- _Set exercise_
Print the data exactly, leaving nothing out.

--- Start of Data in this exercise ---

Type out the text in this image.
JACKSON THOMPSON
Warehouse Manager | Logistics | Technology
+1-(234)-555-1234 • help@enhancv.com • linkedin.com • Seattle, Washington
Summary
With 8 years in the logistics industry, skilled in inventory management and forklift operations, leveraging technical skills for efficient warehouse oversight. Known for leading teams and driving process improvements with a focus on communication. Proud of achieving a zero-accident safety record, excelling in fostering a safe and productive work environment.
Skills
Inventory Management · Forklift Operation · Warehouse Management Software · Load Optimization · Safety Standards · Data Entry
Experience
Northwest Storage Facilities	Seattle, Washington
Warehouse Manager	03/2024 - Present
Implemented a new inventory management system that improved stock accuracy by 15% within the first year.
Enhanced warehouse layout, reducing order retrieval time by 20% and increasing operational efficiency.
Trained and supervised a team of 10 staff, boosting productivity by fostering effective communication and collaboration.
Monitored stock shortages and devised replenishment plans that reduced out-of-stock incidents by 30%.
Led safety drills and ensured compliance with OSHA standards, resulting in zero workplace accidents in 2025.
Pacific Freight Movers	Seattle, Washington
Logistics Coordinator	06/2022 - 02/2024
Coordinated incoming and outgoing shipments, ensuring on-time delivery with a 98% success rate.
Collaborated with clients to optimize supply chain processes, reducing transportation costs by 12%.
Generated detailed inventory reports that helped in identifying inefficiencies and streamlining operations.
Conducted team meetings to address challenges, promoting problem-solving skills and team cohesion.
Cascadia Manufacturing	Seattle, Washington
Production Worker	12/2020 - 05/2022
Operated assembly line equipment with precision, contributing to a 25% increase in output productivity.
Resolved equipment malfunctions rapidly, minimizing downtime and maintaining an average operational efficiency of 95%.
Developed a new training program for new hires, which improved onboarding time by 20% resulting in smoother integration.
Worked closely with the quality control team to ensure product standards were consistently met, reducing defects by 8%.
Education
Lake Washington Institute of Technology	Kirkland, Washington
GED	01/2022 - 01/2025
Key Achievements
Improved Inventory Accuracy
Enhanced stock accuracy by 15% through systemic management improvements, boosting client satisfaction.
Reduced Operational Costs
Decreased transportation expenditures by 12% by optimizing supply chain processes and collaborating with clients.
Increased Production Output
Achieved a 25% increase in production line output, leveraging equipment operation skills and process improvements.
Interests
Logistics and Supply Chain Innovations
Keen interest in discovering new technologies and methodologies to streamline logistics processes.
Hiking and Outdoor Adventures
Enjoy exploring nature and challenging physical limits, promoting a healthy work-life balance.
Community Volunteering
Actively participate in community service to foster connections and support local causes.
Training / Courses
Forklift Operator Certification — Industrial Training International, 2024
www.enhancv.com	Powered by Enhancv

--- End of Data in this exercise ---

- _The result_
Type out the text in this image.
JACKSON THOMPSON
Warehouse Manager | Logistics | Technology
+1-(234)-555-1234 • help@enhancv.com • linkedin.com • Seattle, Washington
Summary
With 8 years in the logistics industry, skilled in inventory management and forklift operations, leveraging technical skills for efficient warehouse oversight. Known for leading teams and driving process improvements with a focus on communication. Proud of achieving a zero-accident safety record, excelling in fostering a safe and productive work environment.
Skills
Inventory Management · Forklift Operation · Warehouse Management Software · Load Optimization · Safety Standards · Data Entry
Experience
Northwest Storage Facilities	Seattle, Washington
Warehouse Manager	03/2024 - Present
Implemented a new inventory management system that improved stock accuracy by 15% within the first year.
Enhanced warehouse layout, reducing order retrieval time by 20% and increasing operational efficiency.
Trained and supervised a team of 10 staff, boosting productivity by fostering effective communication and collaboration.
Monitored stock shortages and devised replenishment plans that reduced out-of-stock incidents by 30%.
Led safety drills and ensured compliance with OSHA standards, resulting in zero workplace accidents in 2025.
Pacific Freight Movers	Seattle, Washington
Logistics Coordinator	06/2022 - 02/2024
Coordinated incoming and outgoing shipments, ensuring on-time delivery with a 98% success rate.
Collaborated with clients to optimize supply chain processes, reducing transportation costs by 12%.
Generated detailed inventory reports that helped in identifying inefficiencies and streamlining operations.
Conducted team meetings to address challenges, promoting problem-solving skills and team cohesion.
Cascadia Manufacturing	Seattle, Washington
Production Worker	12/2020 - 05/2022
Operated assembly line equipment with precision, contributing to a 25% increase in output productivity.
Resolved equipment malfunctions rapidly, minimizing downtime and maintaining an average operational efficiency of 95%.
Developed a new training program for new hires, which improved onboarding time by 20% resulting in smoother integration.
Worked closely with the quality control team to ensure product standards were consistently met, reducing defects by 8%.
Education
Lake Washington Institute of Technology	Kirkland, Washington
GED	01/2022 - 01/2025
Key Achievements
Improved Inventory Accuracy
Enhanced stock accuracy by 15% through systemic management improvements, boosting client satisfaction.
Reduced Operational Costs
Decreased transportation expenditures by 12% by optimizing supply chain processes and collaborating with clients.
Increased Production Output
Achieved a 25% increase in production line output, leveraging equipment operation skills and process improvements.
Interests
Logistics and Supply Chain Innovations
Keen interest in discovering new technologies and methodologies to streamline logistics processes.
Hiking and Outdoor Adventures
Enjoy exploring nature and challenging physical limits, promoting a healthy work-life balance.
Community Volunteering
Actively participate in community service to foster connections and support local causes.
Training / Courses
Forklift Operator Certification — Industrial Training International, 2024
www.enhancv.com	Powered by Enhancv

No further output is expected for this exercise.